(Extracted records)
-------------------------

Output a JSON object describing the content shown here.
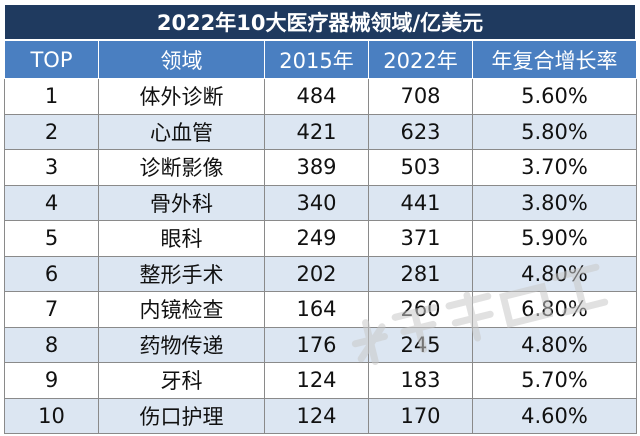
{
  "title": "2022年10大医疗器械领域/亿美元",
  "columns": [
    "TOP",
    "领域",
    "2015年",
    "2022年",
    "年复合增长率"
  ],
  "rows": [
    {
      "rank": "1",
      "field": "体外诊断",
      "y2015": "484",
      "y2022": "708",
      "cagr": "5.60%"
    },
    {
      "rank": "2",
      "field": "心血管",
      "y2015": "421",
      "y2022": "623",
      "cagr": "5.80%"
    },
    {
      "rank": "3",
      "field": "诊断影像",
      "y2015": "389",
      "y2022": "503",
      "cagr": "3.70%"
    },
    {
      "rank": "4",
      "field": "骨外科",
      "y2015": "340",
      "y2022": "441",
      "cagr": "3.80%"
    },
    {
      "rank": "5",
      "field": "眼科",
      "y2015": "249",
      "y2022": "371",
      "cagr": "5.90%"
    },
    {
      "rank": "6",
      "field": "整形手术",
      "y2015": "202",
      "y2022": "281",
      "cagr": "4.80%"
    },
    {
      "rank": "7",
      "field": "内镜检查",
      "y2015": "164",
      "y2022": "260",
      "cagr": "6.80%"
    },
    {
      "rank": "8",
      "field": "药物传递",
      "y2015": "176",
      "y2022": "245",
      "cagr": "4.80%"
    },
    {
      "rank": "9",
      "field": "牙科",
      "y2015": "124",
      "y2022": "183",
      "cagr": "5.70%"
    },
    {
      "rank": "10",
      "field": "伤口护理",
      "y2015": "124",
      "y2022": "170",
      "cagr": "4.60%"
    }
  ],
  "colors": {
    "title_bg": "#1f3a5f",
    "header_bg": "#4a7fc1",
    "stripe_bg": "#dce6f2",
    "watermark": "#c9c9c9"
  }
}
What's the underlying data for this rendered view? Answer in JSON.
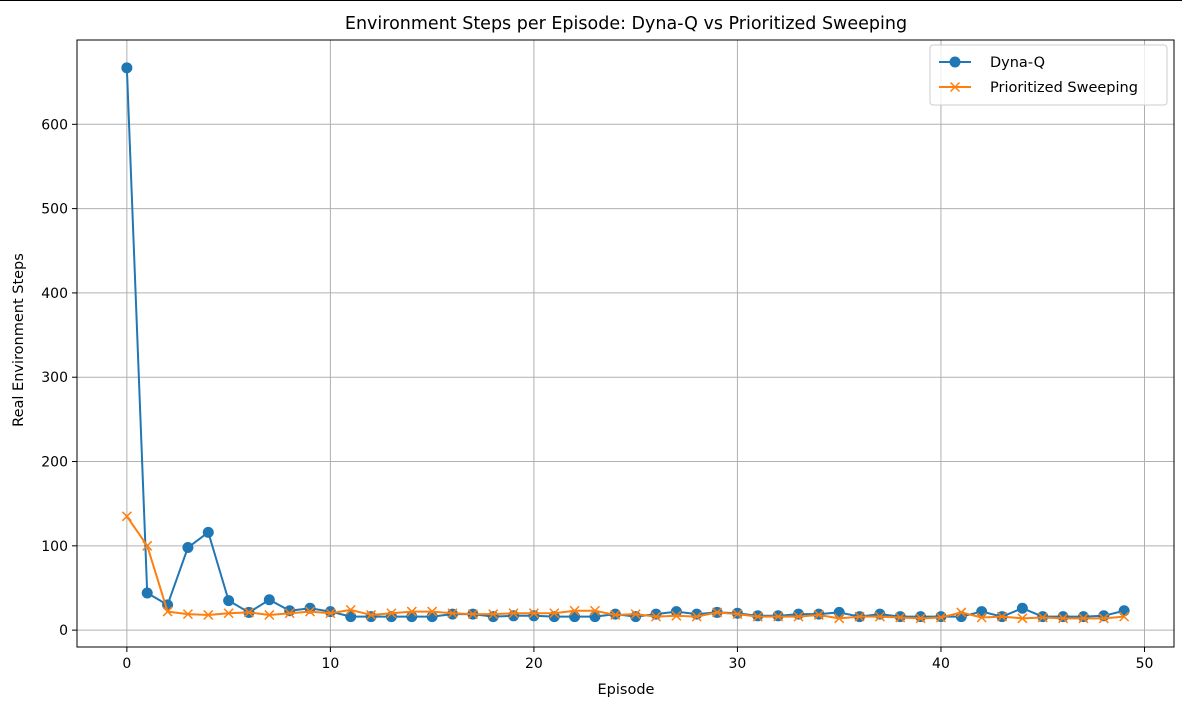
{
  "chart_data": {
    "type": "line",
    "title": "Environment Steps per Episode: Dyna-Q vs Prioritized Sweeping",
    "xlabel": "Episode",
    "ylabel": "Real Environment Steps",
    "xlim": [
      -2.45,
      51.45
    ],
    "ylim": [
      -20,
      700
    ],
    "xticks": [
      0,
      10,
      20,
      30,
      40,
      50
    ],
    "yticks": [
      0,
      100,
      200,
      300,
      400,
      500,
      600
    ],
    "grid": true,
    "legend": "top-right",
    "x": [
      0,
      1,
      2,
      3,
      4,
      5,
      6,
      7,
      8,
      9,
      10,
      11,
      12,
      13,
      14,
      15,
      16,
      17,
      18,
      19,
      20,
      21,
      22,
      23,
      24,
      25,
      26,
      27,
      28,
      29,
      30,
      31,
      32,
      33,
      34,
      35,
      36,
      37,
      38,
      39,
      40,
      41,
      42,
      43,
      44,
      45,
      46,
      47,
      48,
      49
    ],
    "series": [
      {
        "name": "Dyna-Q",
        "color": "#1f77b4",
        "marker": "circle",
        "values": [
          667,
          44,
          30,
          98,
          116,
          35,
          21,
          36,
          23,
          26,
          22,
          16,
          16,
          16,
          16,
          16,
          19,
          19,
          16,
          17,
          17,
          16,
          16,
          16,
          19,
          16,
          19,
          22,
          19,
          21,
          20,
          17,
          17,
          19,
          19,
          21,
          16,
          19,
          16,
          16,
          16,
          16,
          22,
          16,
          26,
          16,
          16,
          16,
          17,
          23
        ]
      },
      {
        "name": "Prioritized Sweeping",
        "color": "#ff7f0e",
        "marker": "x",
        "values": [
          135,
          100,
          22,
          19,
          18,
          20,
          21,
          18,
          20,
          22,
          20,
          24,
          18,
          20,
          22,
          22,
          20,
          19,
          19,
          20,
          20,
          20,
          23,
          23,
          18,
          19,
          16,
          17,
          16,
          21,
          19,
          16,
          16,
          16,
          18,
          14,
          16,
          16,
          15,
          14,
          15,
          21,
          15,
          16,
          14,
          15,
          14,
          14,
          14,
          16
        ]
      }
    ]
  }
}
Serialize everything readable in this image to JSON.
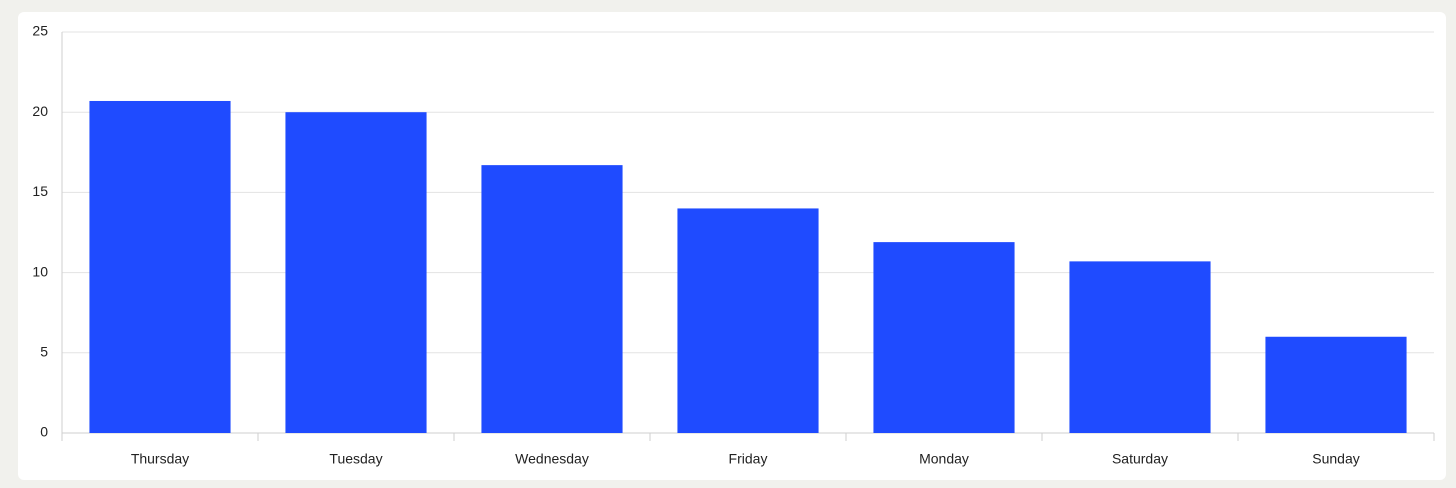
{
  "chart_data": {
    "type": "bar",
    "categories": [
      "Thursday",
      "Tuesday",
      "Wednesday",
      "Friday",
      "Monday",
      "Saturday",
      "Sunday"
    ],
    "values": [
      20.7,
      20,
      16.7,
      14,
      11.9,
      10.7,
      6
    ],
    "color": "#1f4bff",
    "ylim": [
      0,
      25
    ],
    "yticks": [
      0,
      5,
      10,
      15,
      20,
      25
    ],
    "grid": true
  }
}
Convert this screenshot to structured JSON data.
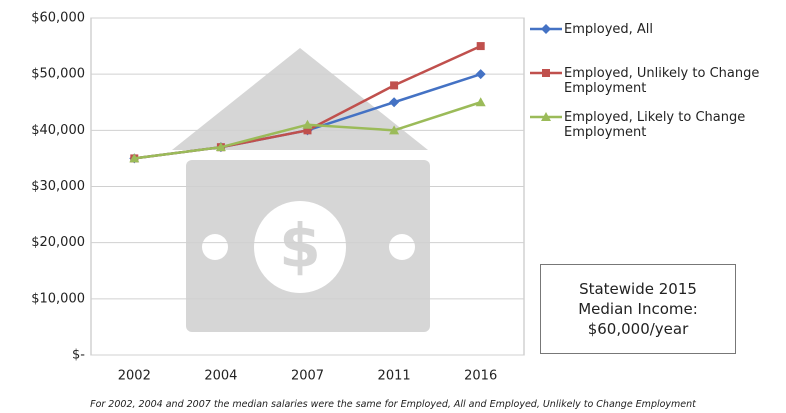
{
  "chart_data": {
    "type": "line",
    "categories": [
      "2002",
      "2004",
      "2007",
      "2011",
      "2016"
    ],
    "series": [
      {
        "name": "Employed, All",
        "color": "#4472c4",
        "marker": "diamond",
        "values": [
          35000,
          37000,
          40000,
          45000,
          50000
        ]
      },
      {
        "name": "Employed, Unlikely to Change Employment",
        "color": "#c0504d",
        "marker": "square",
        "values": [
          35000,
          37000,
          40000,
          48000,
          55000
        ]
      },
      {
        "name": "Employed, Likely to Change Employment",
        "color": "#9bbb59",
        "marker": "triangle",
        "values": [
          35000,
          37000,
          41000,
          40000,
          45000
        ]
      }
    ],
    "ylim": [
      0,
      60000
    ],
    "yticks": [
      {
        "value": 0,
        "label": "$-"
      },
      {
        "value": 10000,
        "label": "$10,000"
      },
      {
        "value": 20000,
        "label": "$20,000"
      },
      {
        "value": 30000,
        "label": "$30,000"
      },
      {
        "value": 40000,
        "label": "$40,000"
      },
      {
        "value": 50000,
        "label": "$50,000"
      },
      {
        "value": 60000,
        "label": "$60,000"
      }
    ],
    "grid": true,
    "legend": "right",
    "annotation": [
      "Statewide 2015",
      "Median Income:",
      "$60,000/year"
    ],
    "footnote": "For 2002, 2004 and 2007 the median salaries were the same for Employed, All and Employed, Unlikely to Change Employment"
  }
}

-------------------------

> **Direction**
Leave out the pictures and output the rest of the material exactly as written.

> **The result**
Output a JSON object describing the content shown here.
{
  "title": "2022年10大医疗器械领域/亿美元",
  "columns": [
    "TOP",
    "领域",
    "2015年",
    "2022年",
    "年复合增长率"
  ],
  "rows": [
    {
      "rank": "1",
      "field": "体外诊断",
      "y2015": "484",
      "y2022": "708",
      "cagr": "5.60%"
    },
    {
      "rank": "2",
      "field": "心血管",
      "y2015": "421",
      "y2022": "623",
      "cagr": "5.80%"
    },
    {
      "rank": "3",
      "field": "诊断影像",
      "y2015": "389",
      "y2022": "503",
      "cagr": "3.70%"
    },
    {
      "rank": "4",
      "field": "骨外科",
      "y2015": "340",
      "y2022": "441",
      "cagr": "3.80%"
    },
    {
      "rank": "5",
      "field": "眼科",
      "y2015": "249",
      "y2022": "371",
      "cagr": "5.90%"
    },
    {
      "rank": "6",
      "field": "整形手术",
      "y2015": "202",
      "y2022": "281",
      "cagr": "4.80%"
    },
    {
      "rank": "7",
      "field": "内镜检查",
      "y2015": "164",
      "y2022": "260",
      "cagr": "6.80%"
    },
    {
      "rank": "8",
      "field": "药物传递",
      "y2015": "176",
      "y2022": "245",
      "cagr": "4.80%"
    },
    {
      "rank": "9",
      "field": "牙科",
      "y2015": "124",
      "y2022": "183",
      "cagr": "5.70%"
    },
    {
      "rank": "10",
      "field": "伤口护理",
      "y2015": "124",
      "y2022": "170",
      "cagr": "4.60%"
    }
  ],
  "colors": {
    "title_bg": "#1f3a5f",
    "header_bg": "#4a7fc1",
    "stripe_bg": "#dce6f2",
    "watermark": "#c9c9c9"
  }
}
What's the underlying data for this rendered view? Answer in JSON.
{
  "chart_data": {
    "type": "line",
    "title": "Environment Steps per Episode: Dyna-Q vs Prioritized Sweeping",
    "xlabel": "Episode",
    "ylabel": "Real Environment Steps",
    "xlim": [
      -2.45,
      51.45
    ],
    "ylim": [
      -20,
      700
    ],
    "xticks": [
      0,
      10,
      20,
      30,
      40,
      50
    ],
    "yticks": [
      0,
      100,
      200,
      300,
      400,
      500,
      600
    ],
    "grid": true,
    "legend": "top-right",
    "x": [
      0,
      1,
      2,
      3,
      4,
      5,
      6,
      7,
      8,
      9,
      10,
      11,
      12,
      13,
      14,
      15,
      16,
      17,
      18,
      19,
      20,
      21,
      22,
      23,
      24,
      25,
      26,
      27,
      28,
      29,
      30,
      31,
      32,
      33,
      34,
      35,
      36,
      37,
      38,
      39,
      40,
      41,
      42,
      43,
      44,
      45,
      46,
      47,
      48,
      49
    ],
    "series": [
      {
        "name": "Dyna-Q",
        "color": "#1f77b4",
        "marker": "circle",
        "values": [
          667,
          44,
          30,
          98,
          116,
          35,
          21,
          36,
          23,
          26,
          22,
          16,
          16,
          16,
          16,
          16,
          19,
          19,
          16,
          17,
          17,
          16,
          16,
          16,
          19,
          16,
          19,
          22,
          19,
          21,
          20,
          17,
          17,
          19,
          19,
          21,
          16,
          19,
          16,
          16,
          16,
          16,
          22,
          16,
          26,
          16,
          16,
          16,
          17,
          23
        ]
      },
      {
        "name": "Prioritized Sweeping",
        "color": "#ff7f0e",
        "marker": "x",
        "values": [
          135,
          100,
          22,
          19,
          18,
          20,
          21,
          18,
          20,
          22,
          20,
          24,
          18,
          20,
          22,
          22,
          20,
          19,
          19,
          20,
          20,
          20,
          23,
          23,
          18,
          19,
          16,
          17,
          16,
          21,
          19,
          16,
          16,
          16,
          18,
          14,
          16,
          16,
          15,
          14,
          15,
          21,
          15,
          16,
          14,
          15,
          14,
          14,
          14,
          16
        ]
      }
    ]
  }
}
Serialize everything readable in this image to JSON.
{
  "chart_data": {
    "type": "bar",
    "categories": [
      "Thursday",
      "Tuesday",
      "Wednesday",
      "Friday",
      "Monday",
      "Saturday",
      "Sunday"
    ],
    "values": [
      20.7,
      20,
      16.7,
      14,
      11.9,
      10.7,
      6
    ],
    "color": "#1f4bff",
    "ylim": [
      0,
      25
    ],
    "yticks": [
      0,
      5,
      10,
      15,
      20,
      25
    ],
    "grid": true
  }
}
Convert this screenshot to structured JSON data.
{
  "chart_data": {
    "type": "line",
    "categories": [
      "2002",
      "2004",
      "2007",
      "2011",
      "2016"
    ],
    "series": [
      {
        "name": "Employed, All",
        "color": "#4472c4",
        "marker": "diamond",
        "values": [
          35000,
          37000,
          40000,
          45000,
          50000
        ]
      },
      {
        "name": "Employed, Unlikely to Change Employment",
        "color": "#c0504d",
        "marker": "square",
        "values": [
          35000,
          37000,
          40000,
          48000,
          55000
        ]
      },
      {
        "name": "Employed, Likely to Change Employment",
        "color": "#9bbb59",
        "marker": "triangle",
        "values": [
          35000,
          37000,
          41000,
          40000,
          45000
        ]
      }
    ],
    "ylim": [
      0,
      60000
    ],
    "yticks": [
      {
        "value": 0,
        "label": "$-"
      },
      {
        "value": 10000,
        "label": "$10,000"
      },
      {
        "value": 20000,
        "label": "$20,000"
      },
      {
        "value": 30000,
        "label": "$30,000"
      },
      {
        "value": 40000,
        "label": "$40,000"
      },
      {
        "value": 50000,
        "label": "$50,000"
      },
      {
        "value": 60000,
        "label": "$60,000"
      }
    ],
    "grid": true,
    "legend": "right",
    "annotation": [
      "Statewide 2015",
      "Median Income:",
      "$60,000/year"
    ],
    "footnote": "For 2002, 2004 and 2007 the median salaries were the same for Employed, All and Employed, Unlikely to Change Employment"
  }
}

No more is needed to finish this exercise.